## Given information
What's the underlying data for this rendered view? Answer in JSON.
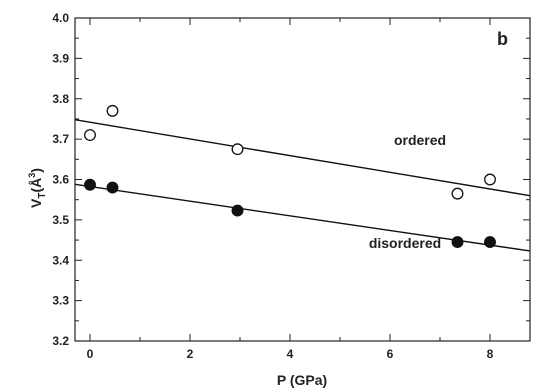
{
  "chart_data": {
    "type": "scatter",
    "panel_label": "b",
    "xlabel": "P (GPa)",
    "ylabel": {
      "main": "V",
      "sub": "T",
      "unit_open": "(Å",
      "unit_sup": "3",
      "unit_close": ")"
    },
    "xlim": [
      -0.3,
      8.8
    ],
    "ylim": [
      3.2,
      4.0
    ],
    "xticks": [
      0,
      2,
      4,
      6,
      8
    ],
    "yticks": [
      "3.2",
      "3.3",
      "3.4",
      "3.5",
      "3.6",
      "3.7",
      "3.8",
      "3.9",
      "4.0"
    ],
    "grid": false,
    "series": [
      {
        "marker": "open-circle",
        "x": [
          0.0,
          0.45,
          2.95,
          7.35,
          8.0
        ],
        "y": [
          3.71,
          3.77,
          3.675,
          3.565,
          3.6
        ],
        "fit": [
          [
            -0.3,
            3.748
          ],
          [
            8.8,
            3.56
          ]
        ]
      },
      {
        "marker": "filled-circle",
        "x": [
          0.0,
          0.45,
          2.95,
          7.35,
          8.0
        ],
        "y": [
          3.587,
          3.58,
          3.523,
          3.445,
          3.445
        ],
        "fit": [
          [
            -0.3,
            3.588
          ],
          [
            8.8,
            3.423
          ]
        ]
      }
    ],
    "annotations": [
      {
        "text": "ordered",
        "x": 6.6,
        "y": 3.685
      },
      {
        "text": "disordered",
        "x": 6.3,
        "y": 3.43
      }
    ]
  }
}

## Do this
Output the data exactly. Pictures don't belong in the result.

## Exercise response
What's the underlying data for this rendered view? Answer in JSON.
{
  "chart_data": {
    "type": "scatter",
    "panel_label": "b",
    "xlabel": "P (GPa)",
    "ylabel": {
      "main": "V",
      "sub": "T",
      "unit_open": "(Å",
      "unit_sup": "3",
      "unit_close": ")"
    },
    "xlim": [
      -0.3,
      8.8
    ],
    "ylim": [
      3.2,
      4.0
    ],
    "xticks": [
      0,
      2,
      4,
      6,
      8
    ],
    "yticks": [
      "3.2",
      "3.3",
      "3.4",
      "3.5",
      "3.6",
      "3.7",
      "3.8",
      "3.9",
      "4.0"
    ],
    "grid": false,
    "series": [
      {
        "marker": "open-circle",
        "x": [
          0.0,
          0.45,
          2.95,
          7.35,
          8.0
        ],
        "y": [
          3.71,
          3.77,
          3.675,
          3.565,
          3.6
        ],
        "fit": [
          [
            -0.3,
            3.748
          ],
          [
            8.8,
            3.56
          ]
        ]
      },
      {
        "marker": "filled-circle",
        "x": [
          0.0,
          0.45,
          2.95,
          7.35,
          8.0
        ],
        "y": [
          3.587,
          3.58,
          3.523,
          3.445,
          3.445
        ],
        "fit": [
          [
            -0.3,
            3.588
          ],
          [
            8.8,
            3.423
          ]
        ]
      }
    ],
    "annotations": [
      {
        "text": "ordered",
        "x": 6.6,
        "y": 3.685
      },
      {
        "text": "disordered",
        "x": 6.3,
        "y": 3.43
      }
    ]
  }
}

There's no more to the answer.